Selected passage -
# # # # # # #
Lifting-wing Multicopter

Lifting-wing multicopter is a combination of lifting wing and multirotor. The plane of the rotor disc and lifting wing are installed at a fixed angle (for example, about 30-45 degrees), which greatly improves the forward flight efficiency while retaining the simple and reliable structure of multicopter and wind resistance. The unique layout is significantly different from the existing conventional vertical takeoff and landing aircraft such as tail-sitter aircraft and convertiplane.

At present, almost all aircraft are in multicopter mode or fixed-wing mode most of the time, while the lifting-wing multicopter is always in the mixed phase of multicopter mode and fixed-wing mode. Compared with traditional fixed-wing and convertiplane, the short wing and strong rotor of the lifting-wing multicopter make it have strong wind resistance.^[1]

History

In 2015, the University of Leuven, Belgium, proposed a hybrid configuration aircraft with a lifting-wing structure, named VertiKUL2, whose wing and the rotor are installed at 45 degrees to improve wind resistance.^[2]

The reliable flight control group of Beihang University https://rfly.buaa.edu.cn/ formally proposed the lifting-wing multicopter configuration in 2018^[3], and began the design and basic performance verification of the prototype of the lifting-wing multicopter. Compared with the traditional multicopter, it was concluded that the power consumption of the lifting-wing multicopter could be reduced by about 50% within a certain cruise speed range through experiments.

In 2019, the reliable flight control group of Beihang University began the design of the lifting-wing multicopter^[4], proposed evaluation methods for range and transition time performance, and established a comprehensive model for it. Based on this, flight experiments were carried out and the expected results were achieved^[5].

In 2019, VOLITATION designed a multicopter with lifting wing, named VesperTilio^[6].

In the same year, Amazon designed Prime Air for delivery^[7].

Starting in 2022, the Reliable Flight Control Research Group at Beihang University has conducted a series of control experiments on lifting-wing multicopters, such as experiments validating a unified controller^[8], precise trajectory tracking experiments^[9], bio-inspired high-agility flip maneuvers for obstacle avoidance^[10], disturbance and wind rejection experiments^[11]^[12], propeller failure tolerant control experiments^[13], and related research on tethered lifting-wing multicopters^[14].

Characteristics

The lifting-wing multicopter is very different from the common hybrid UAV in control. It can smoothly transition from hovering to forward flight. During the forward flight, the rotors can provide the forward force and part of lift of the UAV, while the other part of lift is provided by the lifting wing. At the same time, the lifting wing's optimized design reduces the UAV's center of gravity, enhances stability, and avoids the danger of toppling due to the large windward surface when landing. Because of the advantages of the lifting-wing multicopter, its airframe design and flight control design are more complex than those of convertiplane and tail-sitter aircraft, but its use efficiency is significantly better than the latter^[15].
# # # # # # #
Recorded information -
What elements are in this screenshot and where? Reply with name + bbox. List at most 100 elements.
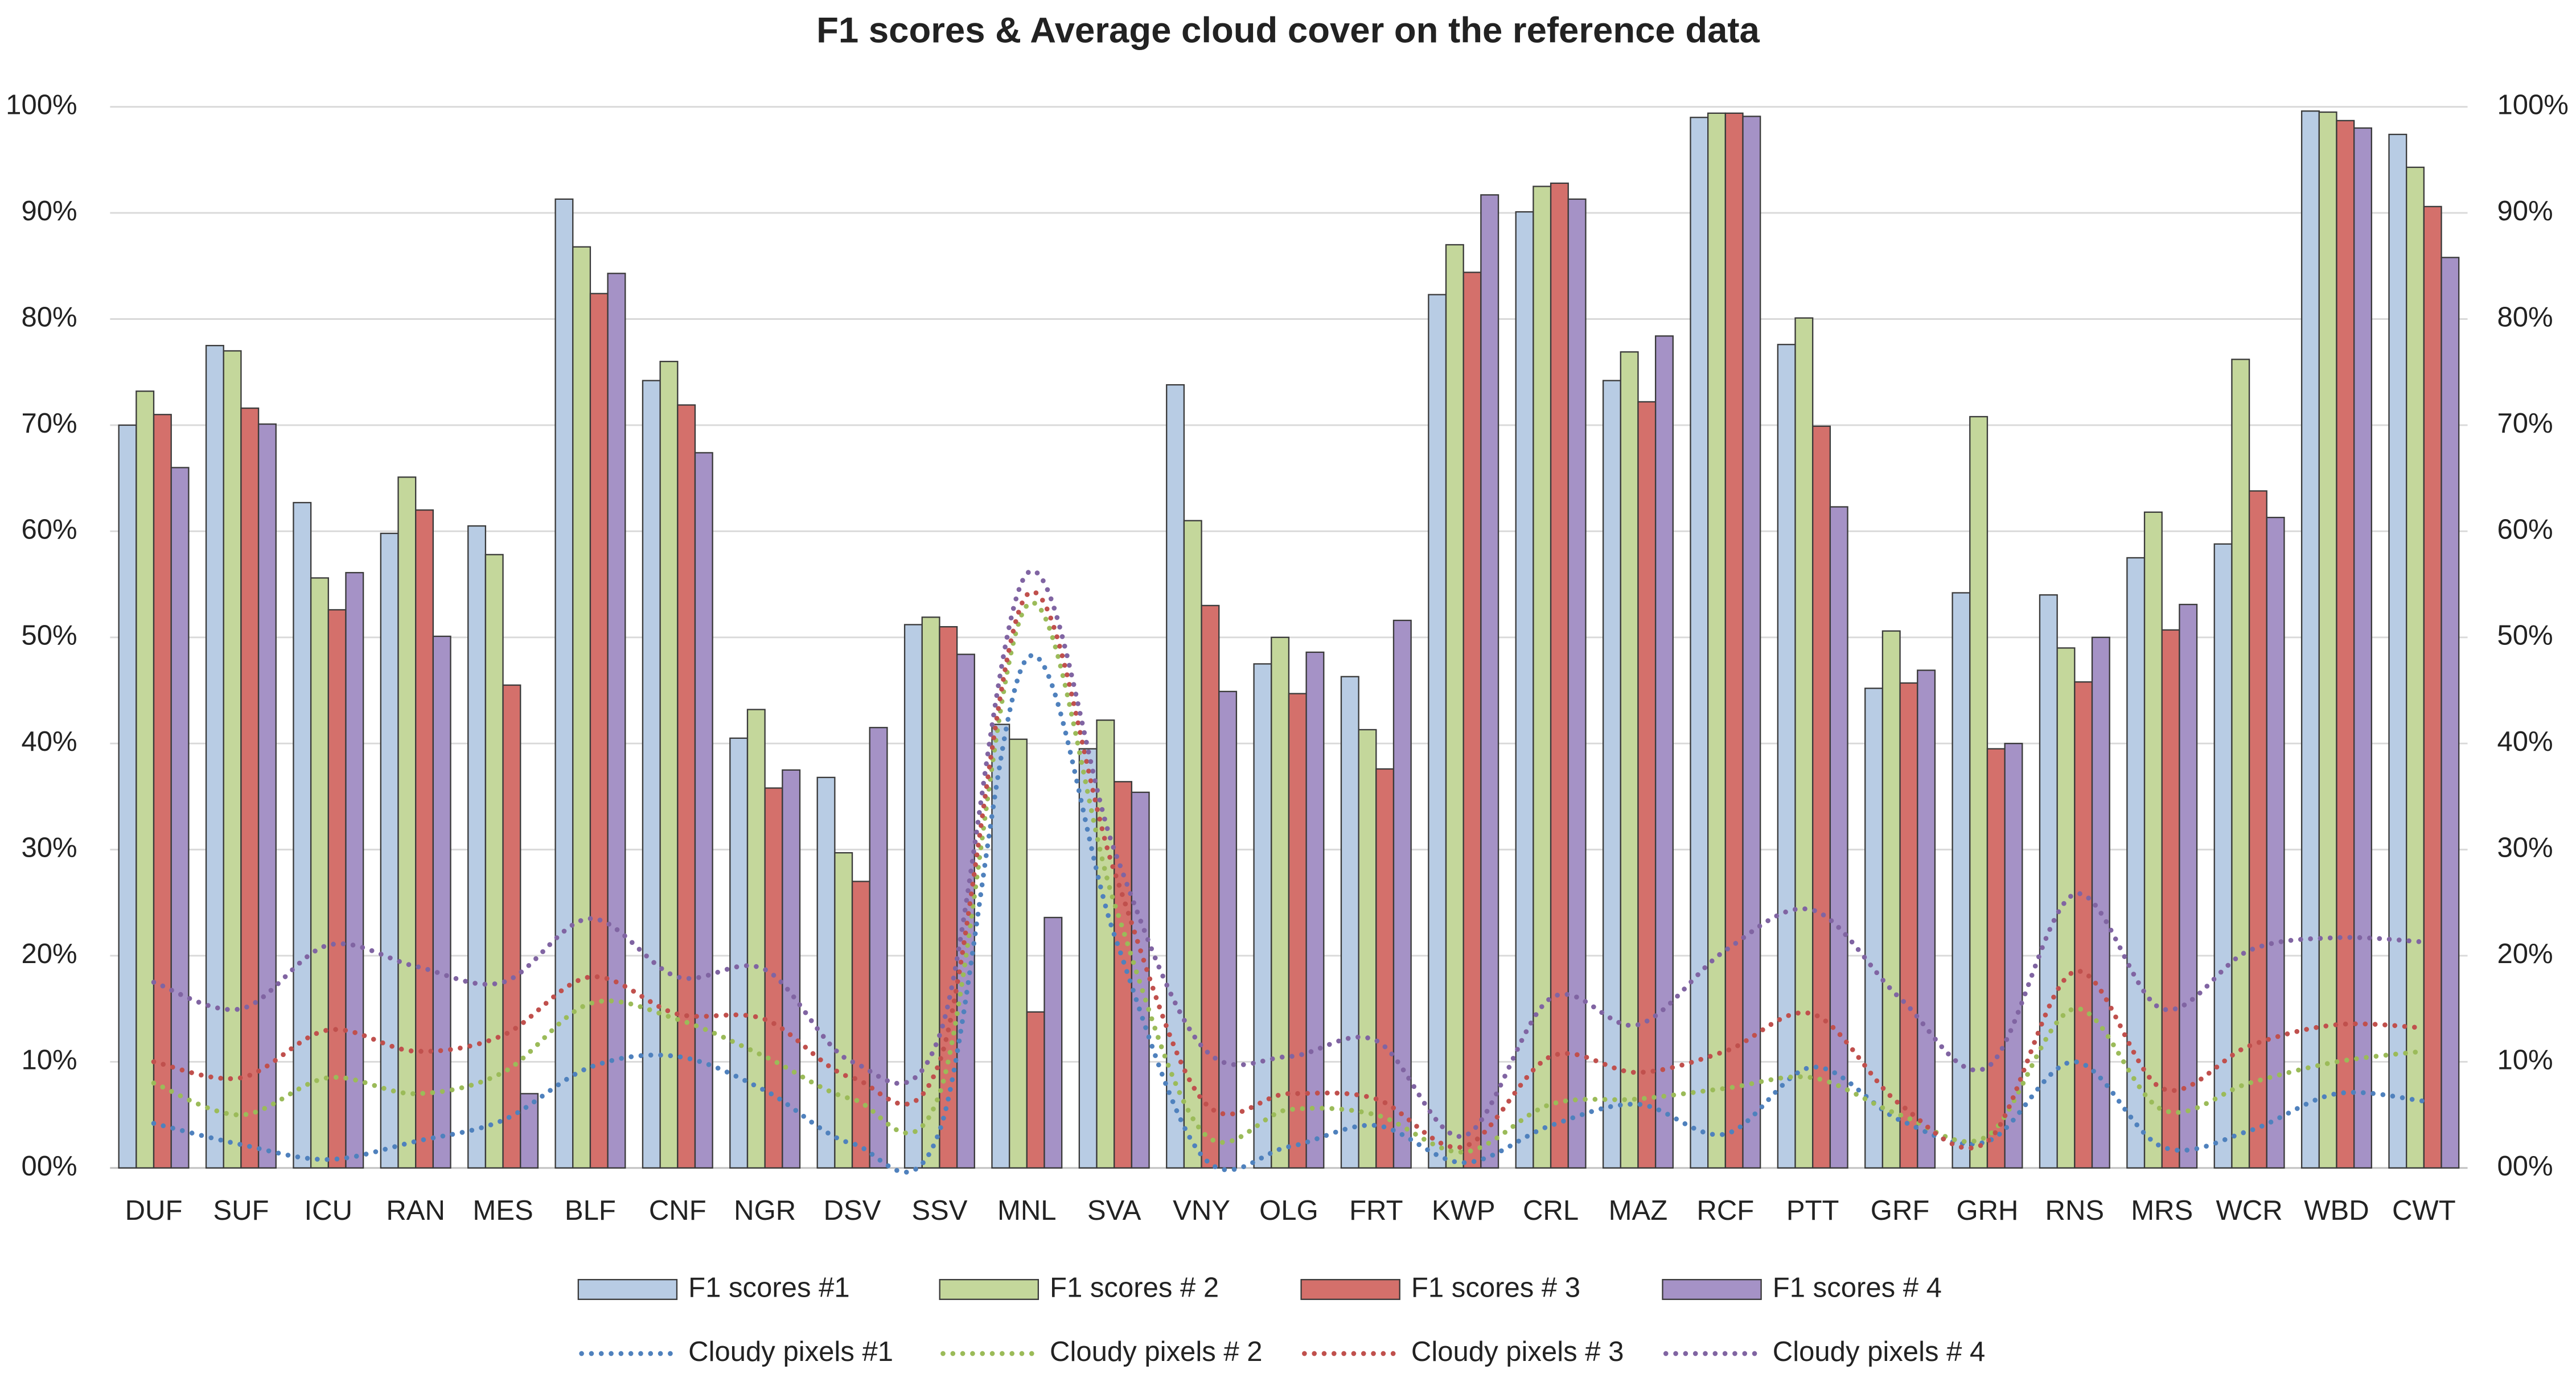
# # # # # # #
Set problem -
Decide whether each statement below agrees with the passage on lifting-wing multicopters above. Answer yes or no for each, quoting the words of the passage that settle it.
1. VertiKUL2 has its wing and rotor set at 45 degrees.
2. Beihang's experiments showed a power saving of about 30% over a traditional multicopter.
3. The lifting-wing multicopter's airframe and flight control design are simpler than a tail-sitter's.

Result -
1. Yes: "whose wing and the rotor are installed at 45 degrees to improve wind resistance"
2. No: "the power consumption of the lifting-wing multicopter could be reduced by about 50% within a certain cruise speed range"
3. No: "its airframe design and flight control design are more complex than those of convertiplane and tail-sitter aircraft"